* [Problem statement] Gather every line of the rows below that contains the word "component", copying each one in full. Matching is case-sensitive.

* [Information supplied]
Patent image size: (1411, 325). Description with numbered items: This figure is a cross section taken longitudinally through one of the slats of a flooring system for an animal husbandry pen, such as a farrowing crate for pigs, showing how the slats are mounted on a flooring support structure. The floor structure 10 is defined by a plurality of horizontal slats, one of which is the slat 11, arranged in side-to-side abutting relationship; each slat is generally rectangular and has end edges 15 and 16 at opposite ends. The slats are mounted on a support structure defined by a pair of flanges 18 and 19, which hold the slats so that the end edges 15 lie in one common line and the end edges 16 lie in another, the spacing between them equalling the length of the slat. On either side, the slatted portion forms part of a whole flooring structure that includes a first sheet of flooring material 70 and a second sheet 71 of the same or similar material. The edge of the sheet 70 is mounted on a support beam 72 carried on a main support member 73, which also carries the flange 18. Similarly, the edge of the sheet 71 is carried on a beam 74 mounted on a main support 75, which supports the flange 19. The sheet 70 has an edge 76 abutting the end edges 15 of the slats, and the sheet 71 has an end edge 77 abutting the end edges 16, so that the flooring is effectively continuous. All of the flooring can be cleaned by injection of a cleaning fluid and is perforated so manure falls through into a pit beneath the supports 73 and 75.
--
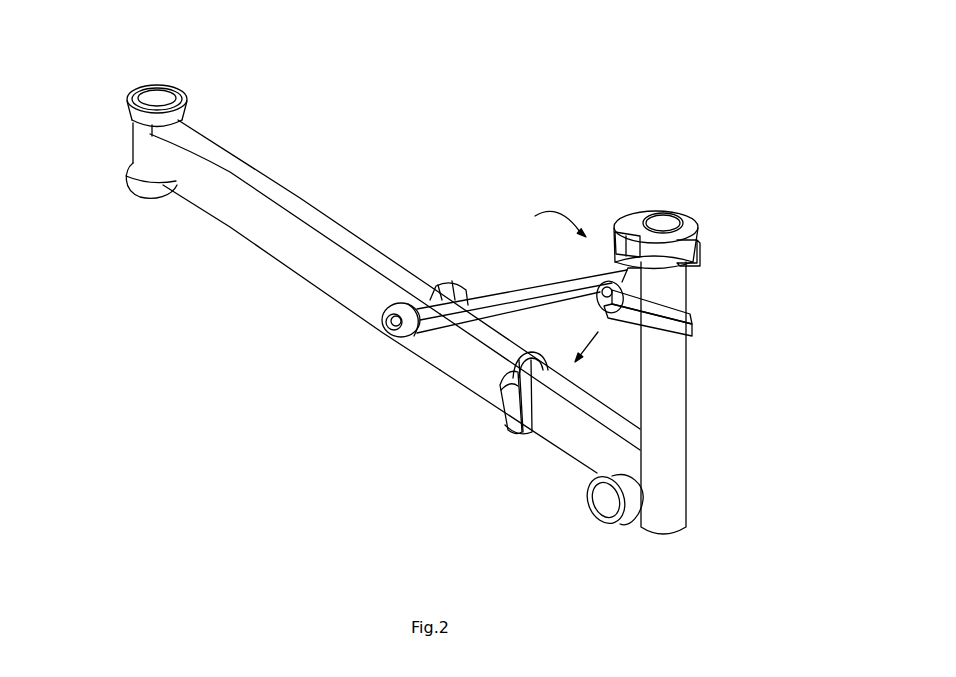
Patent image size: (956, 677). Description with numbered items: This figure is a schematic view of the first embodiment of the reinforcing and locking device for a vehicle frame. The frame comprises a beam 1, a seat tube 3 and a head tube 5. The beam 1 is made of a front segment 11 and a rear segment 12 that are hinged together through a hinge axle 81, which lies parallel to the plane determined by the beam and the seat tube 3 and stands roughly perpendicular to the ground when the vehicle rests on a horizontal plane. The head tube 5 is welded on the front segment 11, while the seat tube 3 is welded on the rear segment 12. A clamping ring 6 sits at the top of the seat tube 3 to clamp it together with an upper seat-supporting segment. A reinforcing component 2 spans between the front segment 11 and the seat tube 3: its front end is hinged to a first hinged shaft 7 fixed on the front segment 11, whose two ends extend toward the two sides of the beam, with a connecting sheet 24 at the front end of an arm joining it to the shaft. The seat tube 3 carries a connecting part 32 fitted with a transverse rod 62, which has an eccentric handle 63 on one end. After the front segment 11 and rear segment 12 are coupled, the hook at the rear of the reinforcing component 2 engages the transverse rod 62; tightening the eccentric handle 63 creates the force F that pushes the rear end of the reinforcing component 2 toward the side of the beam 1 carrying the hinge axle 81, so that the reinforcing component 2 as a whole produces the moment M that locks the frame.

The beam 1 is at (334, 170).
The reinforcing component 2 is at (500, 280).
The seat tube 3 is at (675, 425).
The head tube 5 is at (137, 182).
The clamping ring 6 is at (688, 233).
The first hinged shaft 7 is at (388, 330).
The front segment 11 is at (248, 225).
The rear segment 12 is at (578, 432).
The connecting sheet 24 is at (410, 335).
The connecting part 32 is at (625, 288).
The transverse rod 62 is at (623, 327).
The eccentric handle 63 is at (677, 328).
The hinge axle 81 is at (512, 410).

* [Problem solution]
Patent image size: (956, 677). Description with numbered items: This figure is a schematic view of the first embodiment of the reinforcing and locking device for a vehicle frame. The frame comprises a beam 1, a seat tube 3 and a head tube 5. The beam 1 is made of a front segment 11 and a rear segment 12 that are hinged together through a hinge axle 81, which lies parallel to the plane determined by the beam and the seat tube 3 and stands roughly perpendicular to the ground when the vehicle rests on a horizontal plane. The head tube 5 is welded on the front segment 11, while the seat tube 3 is welded on the rear segment 12. A clamping ring 6 sits at the top of the seat tube 3 to clamp it together with an upper seat-supporting segment. A reinforcing component 2 spans between the front segment 11 and the seat tube 3: its front end is hinged to a first hinged shaft 7 fixed on the front segment 11, whose two ends extend toward the two sides of the beam, with a connecting sheet 24 at the front end of an arm joining it to the shaft. The seat tube 3 carries a connecting part 32 fitted with a transverse rod 62, which has an eccentric handle 63 on one end. After the front segment 11 and rear segment 12 are coupled, the hook at the rear of the reinforcing component 2 engages the transverse rod 62; tightening the eccentric handle 63 creates the force F that pushes the rear end of the reinforcing component 2 toward the side of the beam 1 carrying the hinge axle 81, so that the reinforcing component 2 as a whole produces the moment M that locks the frame.
The reinforcing component 2 is at (500, 280).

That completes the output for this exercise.